Page images and their text:
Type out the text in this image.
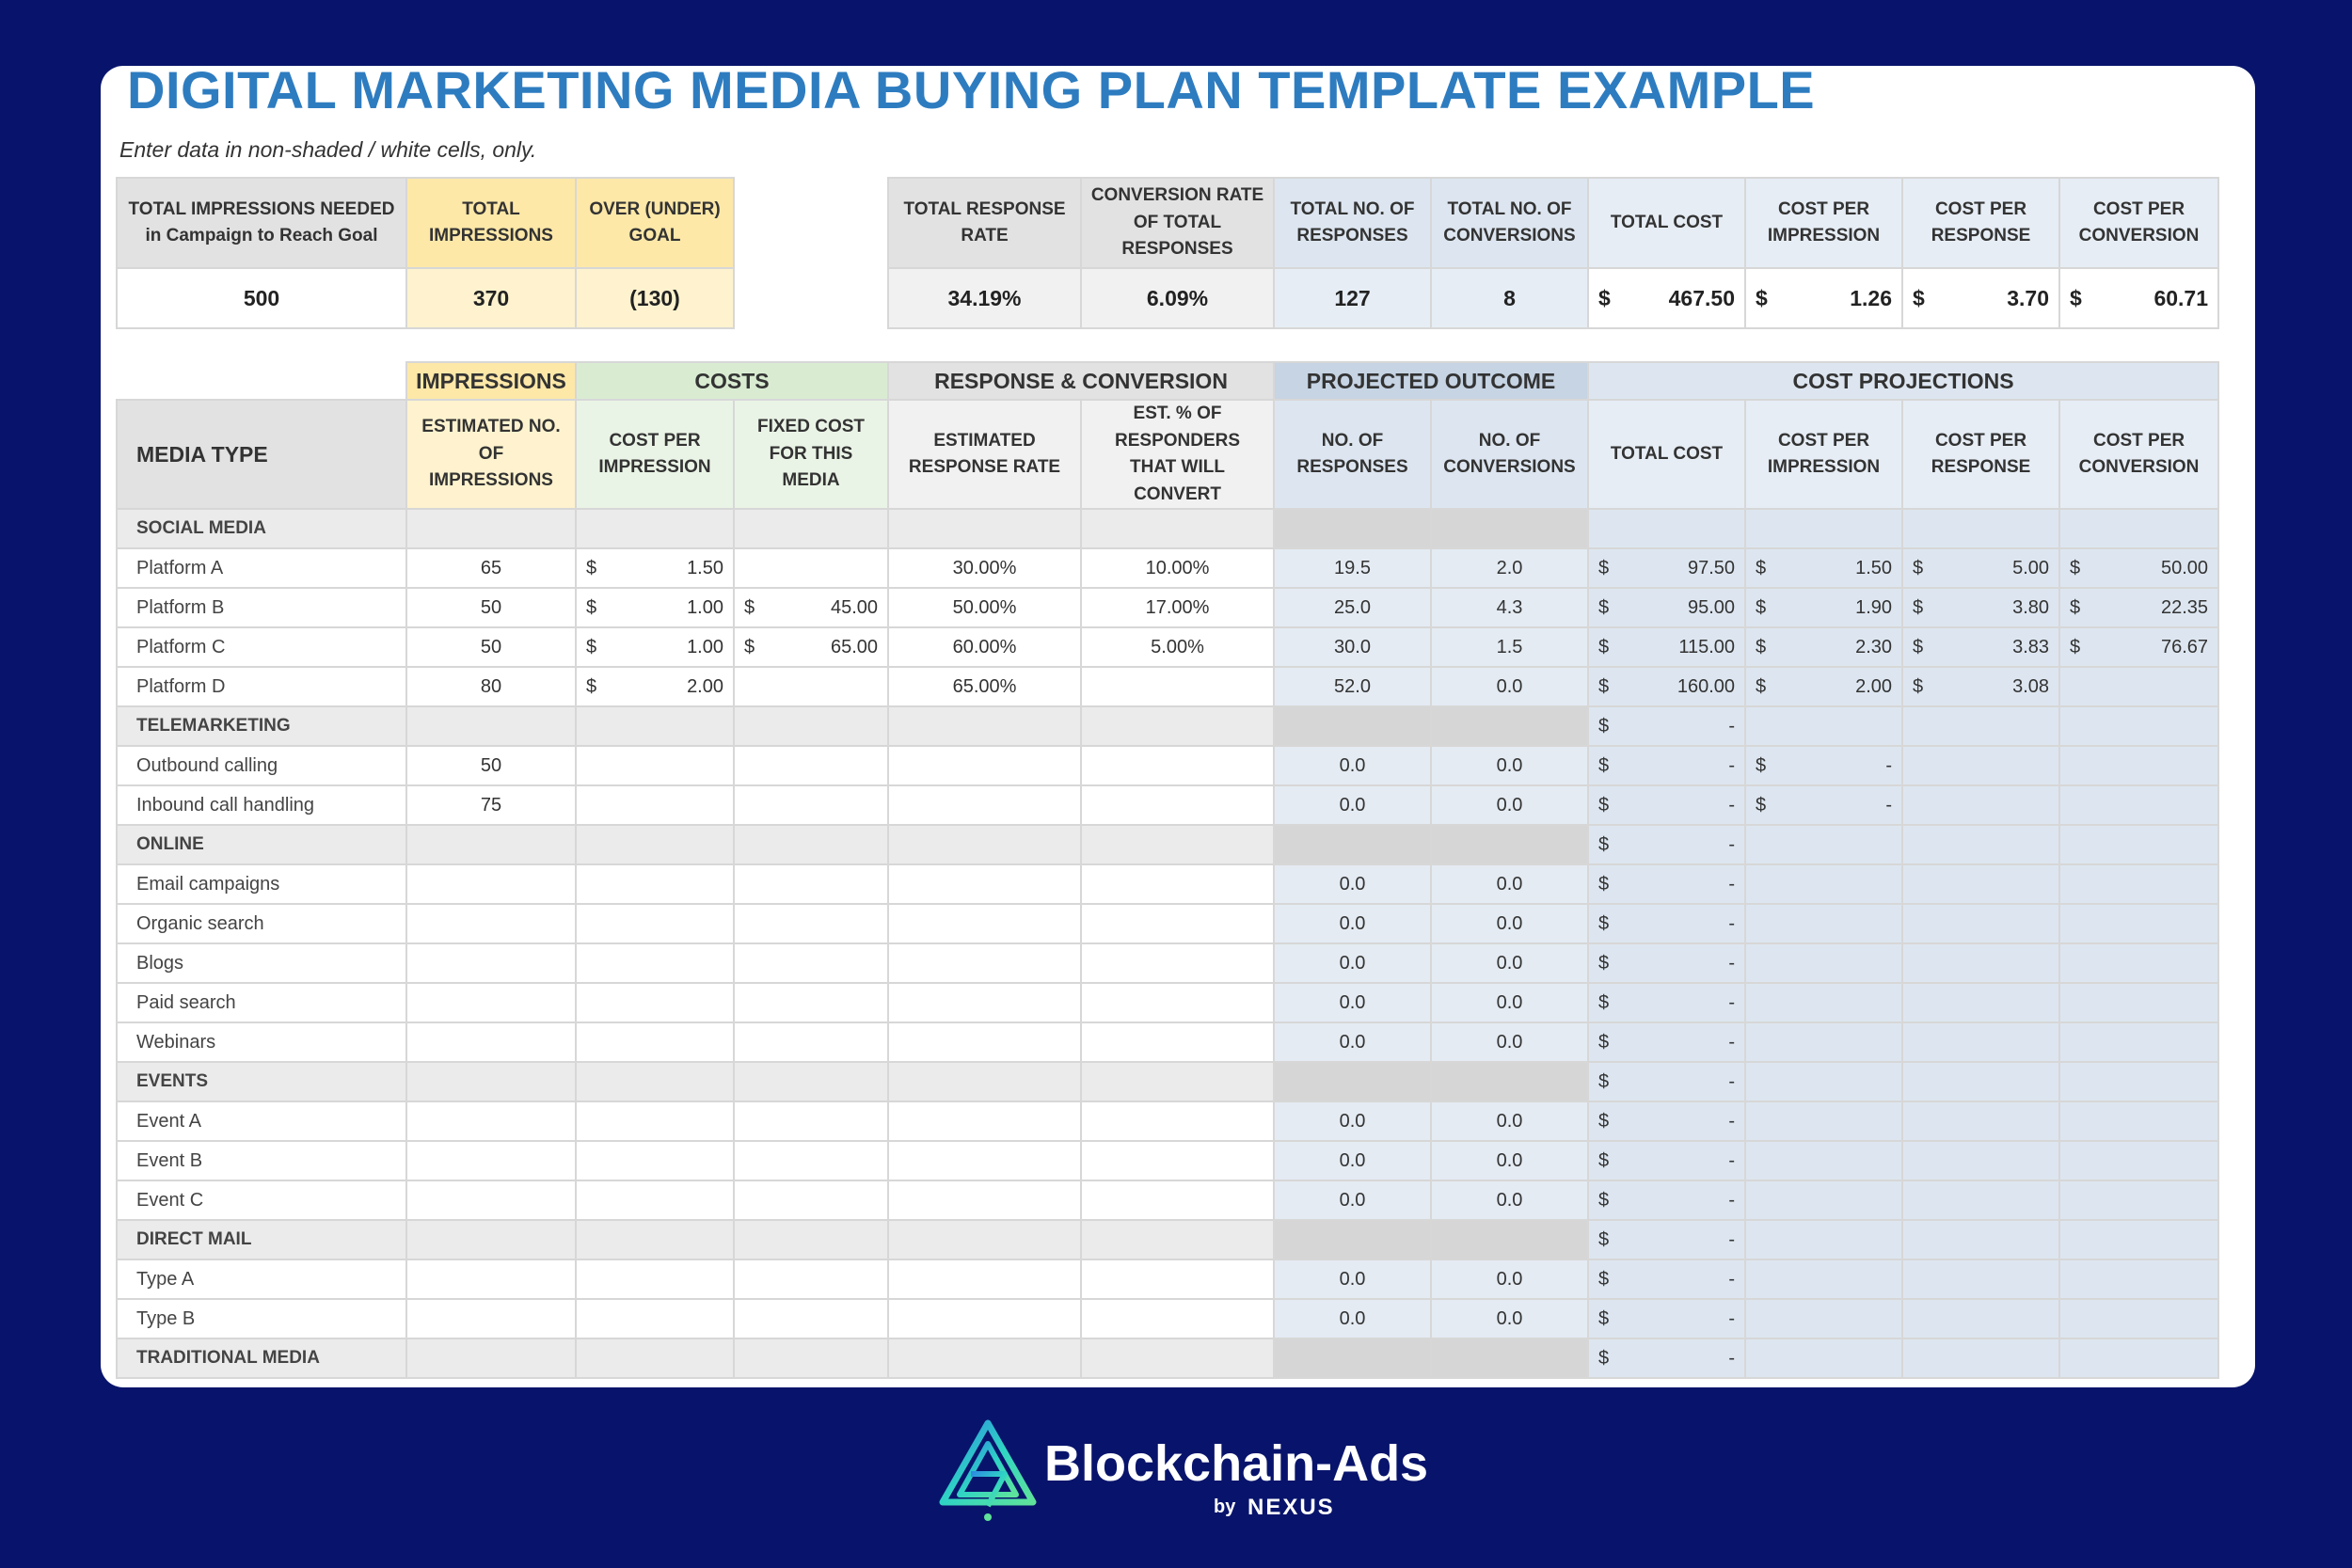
DIGITAL MARKETING MEDIA BUYING PLAN TEMPLATE EXAMPLE
Enter data in non-shaded / white cells, only.
TOTAL IMPRESSIONS NEEDED in Campaign to Reach Goal	TOTAL IMPRESSIONS	OVER (UNDER) GOAL
500	370	(130)
TOTAL RESPONSE RATE	CONVERSION RATE OF TOTAL RESPONSES	TOTAL NO. OF RESPONSES	TOTAL NO. OF CONVERSIONS	TOTAL COST	COST PER IMPRESSION	COST PER RESPONSE	COST PER CONVERSION
34.19%	6.09%	127	8	$ 467.50	$ 1.26	$ 3.70	$ 60.71
	IMPRESSIONS	COSTS		RESPONSE & CONVERSION		PROJECTED OUTCOME		COST PROJECTIONS			
MEDIA TYPE	ESTIMATED NO. OF IMPRESSIONS	COST PER IMPRESSION	FIXED COST FOR THIS MEDIA	ESTIMATED RESPONSE RATE	EST. % OF RESPONDERS THAT WILL CONVERT	NO. OF RESPONSES	NO. OF CONVERSIONS	TOTAL COST	COST PER IMPRESSION	COST PER RESPONSE	COST PER CONVERSION
SOCIAL MEDIA											
Platform A	65	$ 1.50		30.00%	10.00%	19.5	2.0	$ 97.50	$ 1.50	$ 5.00	$ 50.00

Platform B	50	$ 1.00	$ 45.00	50.00%	17.00%	25.0	4.3	$ 95.00	$ 1.90	$ 3.80	$ 22.35

Platform C	50	$ 1.00	$ 65.00	60.00%	5.00%	30.0	1.5	$ 115.00	$ 2.30	$ 3.83	$ 76.67

Platform D	80	$ 2.00		65.00%		52.0	0.0	$ 160.00	$ 2.00	$ 3.08	

TELEMARKETING								$ -			

Outbound calling	50					0.0	0.0	$ -	$ -		

Inbound call handling	75					0.0	0.0	$ -	$ -		

ONLINE								$ -			

Email campaigns						0.0	0.0	$ -			

Organic search						0.0	0.0	$ -			

Blogs						0.0	0.0	$ -			

Paid search						0.0	0.0	$ -			

Webinars						0.0	0.0	$ -			

EVENTS								$ -			

Event A						0.0	0.0	$ -			

Event B						0.0	0.0	$ -			

Event C						0.0	0.0	$ -			

DIRECT MAIL								$ -			

Type A						0.0	0.0	$ -			

Type B						0.0	0.0	$ -			

TRADITIONAL MEDIA								$ -			

Blockchain-Ads
by NEXUS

◆ **Required action**:
Any pictures above are to be left out. Retype the rest of the records exactly.

◆ **Solution to this exercise**:
Type out the text in this image.
DIGITAL MARKETING MEDIA BUYING PLAN TEMPLATE EXAMPLE
Enter data in non-shaded / white cells, only.
TOTAL IMPRESSIONS NEEDED in Campaign to Reach Goal	TOTAL IMPRESSIONS	OVER (UNDER) GOAL
500	370	(130)
TOTAL RESPONSE RATE	CONVERSION RATE OF TOTAL RESPONSES	TOTAL NO. OF RESPONSES	TOTAL NO. OF CONVERSIONS	TOTAL COST	COST PER IMPRESSION	COST PER RESPONSE	COST PER CONVERSION
34.19%	6.09%	127	8	$ 467.50	$ 1.26	$ 3.70	$ 60.71
	IMPRESSIONS	COSTS		RESPONSE & CONVERSION		PROJECTED OUTCOME		COST PROJECTIONS			
MEDIA TYPE	ESTIMATED NO. OF IMPRESSIONS	COST PER IMPRESSION	FIXED COST FOR THIS MEDIA	ESTIMATED RESPONSE RATE	EST. % OF RESPONDERS THAT WILL CONVERT	NO. OF RESPONSES	NO. OF CONVERSIONS	TOTAL COST	COST PER IMPRESSION	COST PER RESPONSE	COST PER CONVERSION
SOCIAL MEDIA											
Platform A	65	$ 1.50		30.00%	10.00%	19.5	2.0	$ 97.50	$ 1.50	$ 5.00	$ 50.00

Platform B	50	$ 1.00	$ 45.00	50.00%	17.00%	25.0	4.3	$ 95.00	$ 1.90	$ 3.80	$ 22.35

Platform C	50	$ 1.00	$ 65.00	60.00%	5.00%	30.0	1.5	$ 115.00	$ 2.30	$ 3.83	$ 76.67

Platform D	80	$ 2.00		65.00%		52.0	0.0	$ 160.00	$ 2.00	$ 3.08	

TELEMARKETING								$ -			

Outbound calling	50					0.0	0.0	$ -	$ -		

Inbound call handling	75					0.0	0.0	$ -	$ -		

ONLINE								$ -			

Email campaigns						0.0	0.0	$ -			

Organic search						0.0	0.0	$ -			

Blogs						0.0	0.0	$ -			

Paid search						0.0	0.0	$ -			

Webinars						0.0	0.0	$ -			

EVENTS								$ -			

Event A						0.0	0.0	$ -			

Event B						0.0	0.0	$ -			

Event C						0.0	0.0	$ -			

DIRECT MAIL								$ -			

Type A						0.0	0.0	$ -			

Type B						0.0	0.0	$ -			

TRADITIONAL MEDIA								$ -			

Blockchain-Ads
by NEXUS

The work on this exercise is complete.